◆ **Problem to solve**
Make an exact copy of the records, with the images left out.

(Figure record extracts)
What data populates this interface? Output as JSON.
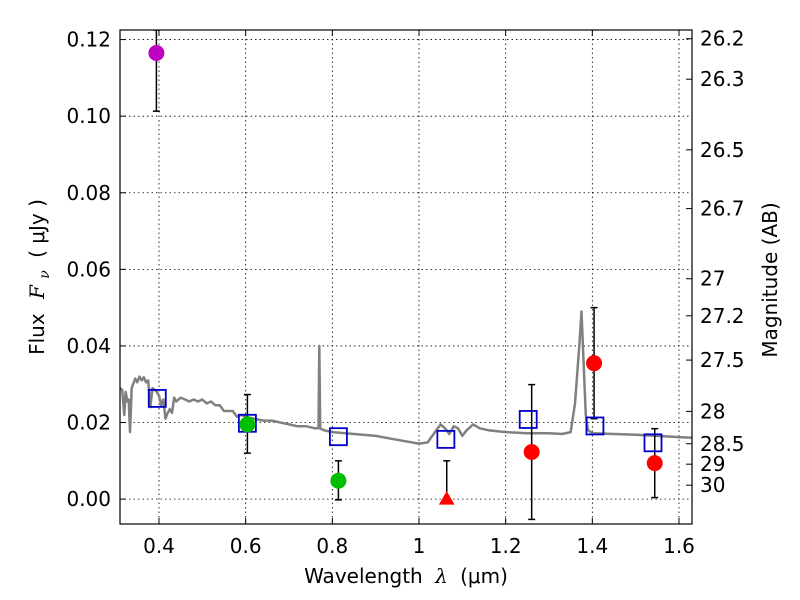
{
  "chart_data": {
    "type": "scatter",
    "xlabel_prefix": "Wavelength",
    "xlabel_symbol": "λ",
    "xlabel_unit": "(μm)",
    "ylabel_prefix": "Flux",
    "ylabel_symbol": "F",
    "ylabel_sub": "ν",
    "ylabel_unit": "( μJy )",
    "y2label": "Magnitude (AB)",
    "xlim": [
      0.31,
      1.63
    ],
    "ylim": [
      -0.0065,
      0.1225
    ],
    "grid": true,
    "x_ticks": [
      {
        "value": 0.4,
        "label": "0.4"
      },
      {
        "value": 0.6,
        "label": "0.6"
      },
      {
        "value": 0.8,
        "label": "0.8"
      },
      {
        "value": 1.0,
        "label": "1"
      },
      {
        "value": 1.2,
        "label": "1.2"
      },
      {
        "value": 1.4,
        "label": "1.4"
      },
      {
        "value": 1.6,
        "label": "1.6"
      }
    ],
    "y_ticks": [
      {
        "value": 0.0,
        "label": "0.00"
      },
      {
        "value": 0.02,
        "label": "0.02"
      },
      {
        "value": 0.04,
        "label": "0.04"
      },
      {
        "value": 0.06,
        "label": "0.06"
      },
      {
        "value": 0.08,
        "label": "0.08"
      },
      {
        "value": 0.1,
        "label": "0.10"
      },
      {
        "value": 0.12,
        "label": "0.12"
      }
    ],
    "mag_ticks": [
      {
        "value": 26.2,
        "label": "26.2"
      },
      {
        "value": 26.3,
        "label": "26.3"
      },
      {
        "value": 26.5,
        "label": "26.5"
      },
      {
        "value": 26.7,
        "label": "26.7"
      },
      {
        "value": 27,
        "label": "27"
      },
      {
        "value": 27.2,
        "label": "27.2"
      },
      {
        "value": 27.5,
        "label": "27.5"
      },
      {
        "value": 28,
        "label": "28"
      },
      {
        "value": 28.5,
        "label": "28.5"
      },
      {
        "value": 29,
        "label": "29"
      },
      {
        "value": 30,
        "label": "30"
      }
    ],
    "template_spectrum": {
      "color": "#808080",
      "points": [
        [
          0.31,
          0.029
        ],
        [
          0.315,
          0.0285
        ],
        [
          0.32,
          0.022
        ],
        [
          0.323,
          0.028
        ],
        [
          0.327,
          0.0255
        ],
        [
          0.33,
          0.026
        ],
        [
          0.333,
          0.0175
        ],
        [
          0.337,
          0.029
        ],
        [
          0.345,
          0.0315
        ],
        [
          0.35,
          0.0305
        ],
        [
          0.355,
          0.032
        ],
        [
          0.36,
          0.031
        ],
        [
          0.365,
          0.0318
        ],
        [
          0.37,
          0.0305
        ],
        [
          0.375,
          0.031
        ],
        [
          0.38,
          0.024
        ],
        [
          0.385,
          0.029
        ],
        [
          0.39,
          0.0285
        ],
        [
          0.395,
          0.028
        ],
        [
          0.4,
          0.027
        ],
        [
          0.405,
          0.0245
        ],
        [
          0.41,
          0.026
        ],
        [
          0.415,
          0.021
        ],
        [
          0.42,
          0.0225
        ],
        [
          0.425,
          0.0235
        ],
        [
          0.43,
          0.0225
        ],
        [
          0.435,
          0.0265
        ],
        [
          0.44,
          0.0255
        ],
        [
          0.45,
          0.0265
        ],
        [
          0.46,
          0.026
        ],
        [
          0.47,
          0.0255
        ],
        [
          0.48,
          0.026
        ],
        [
          0.49,
          0.0255
        ],
        [
          0.5,
          0.026
        ],
        [
          0.51,
          0.025
        ],
        [
          0.52,
          0.0255
        ],
        [
          0.53,
          0.0245
        ],
        [
          0.54,
          0.0245
        ],
        [
          0.55,
          0.023
        ],
        [
          0.56,
          0.023
        ],
        [
          0.57,
          0.023
        ],
        [
          0.58,
          0.0215
        ],
        [
          0.59,
          0.022
        ],
        [
          0.6,
          0.0215
        ],
        [
          0.62,
          0.021
        ],
        [
          0.64,
          0.0205
        ],
        [
          0.66,
          0.0205
        ],
        [
          0.68,
          0.02
        ],
        [
          0.7,
          0.0195
        ],
        [
          0.72,
          0.019
        ],
        [
          0.74,
          0.019
        ],
        [
          0.76,
          0.0185
        ],
        [
          0.768,
          0.0185
        ],
        [
          0.77,
          0.04
        ],
        [
          0.772,
          0.0185
        ],
        [
          0.78,
          0.018
        ],
        [
          0.8,
          0.0175
        ],
        [
          0.85,
          0.017
        ],
        [
          0.9,
          0.0165
        ],
        [
          0.95,
          0.0155
        ],
        [
          1.0,
          0.0145
        ],
        [
          1.02,
          0.0148
        ],
        [
          1.04,
          0.018
        ],
        [
          1.05,
          0.0195
        ],
        [
          1.06,
          0.0185
        ],
        [
          1.07,
          0.017
        ],
        [
          1.08,
          0.019
        ],
        [
          1.09,
          0.0185
        ],
        [
          1.1,
          0.0165
        ],
        [
          1.11,
          0.018
        ],
        [
          1.125,
          0.0195
        ],
        [
          1.14,
          0.0185
        ],
        [
          1.16,
          0.018
        ],
        [
          1.2,
          0.0175
        ],
        [
          1.25,
          0.0172
        ],
        [
          1.3,
          0.0172
        ],
        [
          1.33,
          0.017
        ],
        [
          1.35,
          0.0175
        ],
        [
          1.36,
          0.025
        ],
        [
          1.37,
          0.04
        ],
        [
          1.375,
          0.049
        ],
        [
          1.38,
          0.035
        ],
        [
          1.385,
          0.022
        ],
        [
          1.39,
          0.018
        ],
        [
          1.4,
          0.0172
        ],
        [
          1.45,
          0.017
        ],
        [
          1.5,
          0.0168
        ],
        [
          1.55,
          0.0165
        ],
        [
          1.6,
          0.0162
        ],
        [
          1.63,
          0.016
        ]
      ]
    },
    "model_fluxes": {
      "marker": "open-square",
      "color": "#0000cc",
      "points": [
        [
          0.396,
          0.0263
        ],
        [
          0.604,
          0.0198
        ],
        [
          0.814,
          0.0163
        ],
        [
          1.062,
          0.0156
        ],
        [
          1.252,
          0.0208
        ],
        [
          1.406,
          0.0191
        ],
        [
          1.54,
          0.0147
        ]
      ]
    },
    "observations": [
      {
        "x": 0.394,
        "y": 0.1165,
        "err_low": 0.0152,
        "err_high": 0.006,
        "marker": "circle",
        "color": "#bf00bf"
      },
      {
        "x": 0.604,
        "y": 0.0195,
        "err_low": 0.0075,
        "err_high": 0.0078,
        "marker": "circle",
        "color": "#00bf00"
      },
      {
        "x": 0.814,
        "y": 0.0048,
        "err_low": 0.005,
        "err_high": 0.0052,
        "marker": "circle",
        "color": "#00bf00"
      },
      {
        "x": 1.064,
        "y": 0.0,
        "err_low": 0.0,
        "err_high": 0.01,
        "marker": "triangle",
        "color": "#ff0000"
      },
      {
        "x": 1.26,
        "y": 0.0123,
        "err_low": 0.0176,
        "err_high": 0.0176,
        "marker": "circle",
        "color": "#ff0000"
      },
      {
        "x": 1.404,
        "y": 0.0355,
        "err_low": 0.0145,
        "err_high": 0.0145,
        "marker": "circle",
        "color": "#ff0000"
      },
      {
        "x": 1.544,
        "y": 0.0094,
        "err_low": 0.009,
        "err_high": 0.009,
        "marker": "circle",
        "color": "#ff0000"
      }
    ]
  }
}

◆ **Exercise response**
What data populates this interface? Output as JSON.
{
  "chart_data": {
    "type": "scatter",
    "xlabel_prefix": "Wavelength",
    "xlabel_symbol": "λ",
    "xlabel_unit": "(μm)",
    "ylabel_prefix": "Flux",
    "ylabel_symbol": "F",
    "ylabel_sub": "ν",
    "ylabel_unit": "( μJy )",
    "y2label": "Magnitude (AB)",
    "xlim": [
      0.31,
      1.63
    ],
    "ylim": [
      -0.0065,
      0.1225
    ],
    "grid": true,
    "x_ticks": [
      {
        "value": 0.4,
        "label": "0.4"
      },
      {
        "value": 0.6,
        "label": "0.6"
      },
      {
        "value": 0.8,
        "label": "0.8"
      },
      {
        "value": 1.0,
        "label": "1"
      },
      {
        "value": 1.2,
        "label": "1.2"
      },
      {
        "value": 1.4,
        "label": "1.4"
      },
      {
        "value": 1.6,
        "label": "1.6"
      }
    ],
    "y_ticks": [
      {
        "value": 0.0,
        "label": "0.00"
      },
      {
        "value": 0.02,
        "label": "0.02"
      },
      {
        "value": 0.04,
        "label": "0.04"
      },
      {
        "value": 0.06,
        "label": "0.06"
      },
      {
        "value": 0.08,
        "label": "0.08"
      },
      {
        "value": 0.1,
        "label": "0.10"
      },
      {
        "value": 0.12,
        "label": "0.12"
      }
    ],
    "mag_ticks": [
      {
        "value": 26.2,
        "label": "26.2"
      },
      {
        "value": 26.3,
        "label": "26.3"
      },
      {
        "value": 26.5,
        "label": "26.5"
      },
      {
        "value": 26.7,
        "label": "26.7"
      },
      {
        "value": 27,
        "label": "27"
      },
      {
        "value": 27.2,
        "label": "27.2"
      },
      {
        "value": 27.5,
        "label": "27.5"
      },
      {
        "value": 28,
        "label": "28"
      },
      {
        "value": 28.5,
        "label": "28.5"
      },
      {
        "value": 29,
        "label": "29"
      },
      {
        "value": 30,
        "label": "30"
      }
    ],
    "template_spectrum": {
      "color": "#808080",
      "points": [
        [
          0.31,
          0.029
        ],
        [
          0.315,
          0.0285
        ],
        [
          0.32,
          0.022
        ],
        [
          0.323,
          0.028
        ],
        [
          0.327,
          0.0255
        ],
        [
          0.33,
          0.026
        ],
        [
          0.333,
          0.0175
        ],
        [
          0.337,
          0.029
        ],
        [
          0.345,
          0.0315
        ],
        [
          0.35,
          0.0305
        ],
        [
          0.355,
          0.032
        ],
        [
          0.36,
          0.031
        ],
        [
          0.365,
          0.0318
        ],
        [
          0.37,
          0.0305
        ],
        [
          0.375,
          0.031
        ],
        [
          0.38,
          0.024
        ],
        [
          0.385,
          0.029
        ],
        [
          0.39,
          0.0285
        ],
        [
          0.395,
          0.028
        ],
        [
          0.4,
          0.027
        ],
        [
          0.405,
          0.0245
        ],
        [
          0.41,
          0.026
        ],
        [
          0.415,
          0.021
        ],
        [
          0.42,
          0.0225
        ],
        [
          0.425,
          0.0235
        ],
        [
          0.43,
          0.0225
        ],
        [
          0.435,
          0.0265
        ],
        [
          0.44,
          0.0255
        ],
        [
          0.45,
          0.0265
        ],
        [
          0.46,
          0.026
        ],
        [
          0.47,
          0.0255
        ],
        [
          0.48,
          0.026
        ],
        [
          0.49,
          0.0255
        ],
        [
          0.5,
          0.026
        ],
        [
          0.51,
          0.025
        ],
        [
          0.52,
          0.0255
        ],
        [
          0.53,
          0.0245
        ],
        [
          0.54,
          0.0245
        ],
        [
          0.55,
          0.023
        ],
        [
          0.56,
          0.023
        ],
        [
          0.57,
          0.023
        ],
        [
          0.58,
          0.0215
        ],
        [
          0.59,
          0.022
        ],
        [
          0.6,
          0.0215
        ],
        [
          0.62,
          0.021
        ],
        [
          0.64,
          0.0205
        ],
        [
          0.66,
          0.0205
        ],
        [
          0.68,
          0.02
        ],
        [
          0.7,
          0.0195
        ],
        [
          0.72,
          0.019
        ],
        [
          0.74,
          0.019
        ],
        [
          0.76,
          0.0185
        ],
        [
          0.768,
          0.0185
        ],
        [
          0.77,
          0.04
        ],
        [
          0.772,
          0.0185
        ],
        [
          0.78,
          0.018
        ],
        [
          0.8,
          0.0175
        ],
        [
          0.85,
          0.017
        ],
        [
          0.9,
          0.0165
        ],
        [
          0.95,
          0.0155
        ],
        [
          1.0,
          0.0145
        ],
        [
          1.02,
          0.0148
        ],
        [
          1.04,
          0.018
        ],
        [
          1.05,
          0.0195
        ],
        [
          1.06,
          0.0185
        ],
        [
          1.07,
          0.017
        ],
        [
          1.08,
          0.019
        ],
        [
          1.09,
          0.0185
        ],
        [
          1.1,
          0.0165
        ],
        [
          1.11,
          0.018
        ],
        [
          1.125,
          0.0195
        ],
        [
          1.14,
          0.0185
        ],
        [
          1.16,
          0.018
        ],
        [
          1.2,
          0.0175
        ],
        [
          1.25,
          0.0172
        ],
        [
          1.3,
          0.0172
        ],
        [
          1.33,
          0.017
        ],
        [
          1.35,
          0.0175
        ],
        [
          1.36,
          0.025
        ],
        [
          1.37,
          0.04
        ],
        [
          1.375,
          0.049
        ],
        [
          1.38,
          0.035
        ],
        [
          1.385,
          0.022
        ],
        [
          1.39,
          0.018
        ],
        [
          1.4,
          0.0172
        ],
        [
          1.45,
          0.017
        ],
        [
          1.5,
          0.0168
        ],
        [
          1.55,
          0.0165
        ],
        [
          1.6,
          0.0162
        ],
        [
          1.63,
          0.016
        ]
      ]
    },
    "model_fluxes": {
      "marker": "open-square",
      "color": "#0000cc",
      "points": [
        [
          0.396,
          0.0263
        ],
        [
          0.604,
          0.0198
        ],
        [
          0.814,
          0.0163
        ],
        [
          1.062,
          0.0156
        ],
        [
          1.252,
          0.0208
        ],
        [
          1.406,
          0.0191
        ],
        [
          1.54,
          0.0147
        ]
      ]
    },
    "observations": [
      {
        "x": 0.394,
        "y": 0.1165,
        "err_low": 0.0152,
        "err_high": 0.006,
        "marker": "circle",
        "color": "#bf00bf"
      },
      {
        "x": 0.604,
        "y": 0.0195,
        "err_low": 0.0075,
        "err_high": 0.0078,
        "marker": "circle",
        "color": "#00bf00"
      },
      {
        "x": 0.814,
        "y": 0.0048,
        "err_low": 0.005,
        "err_high": 0.0052,
        "marker": "circle",
        "color": "#00bf00"
      },
      {
        "x": 1.064,
        "y": 0.0,
        "err_low": 0.0,
        "err_high": 0.01,
        "marker": "triangle",
        "color": "#ff0000"
      },
      {
        "x": 1.26,
        "y": 0.0123,
        "err_low": 0.0176,
        "err_high": 0.0176,
        "marker": "circle",
        "color": "#ff0000"
      },
      {
        "x": 1.404,
        "y": 0.0355,
        "err_low": 0.0145,
        "err_high": 0.0145,
        "marker": "circle",
        "color": "#ff0000"
      },
      {
        "x": 1.544,
        "y": 0.0094,
        "err_low": 0.009,
        "err_high": 0.009,
        "marker": "circle",
        "color": "#ff0000"
      }
    ]
  }
}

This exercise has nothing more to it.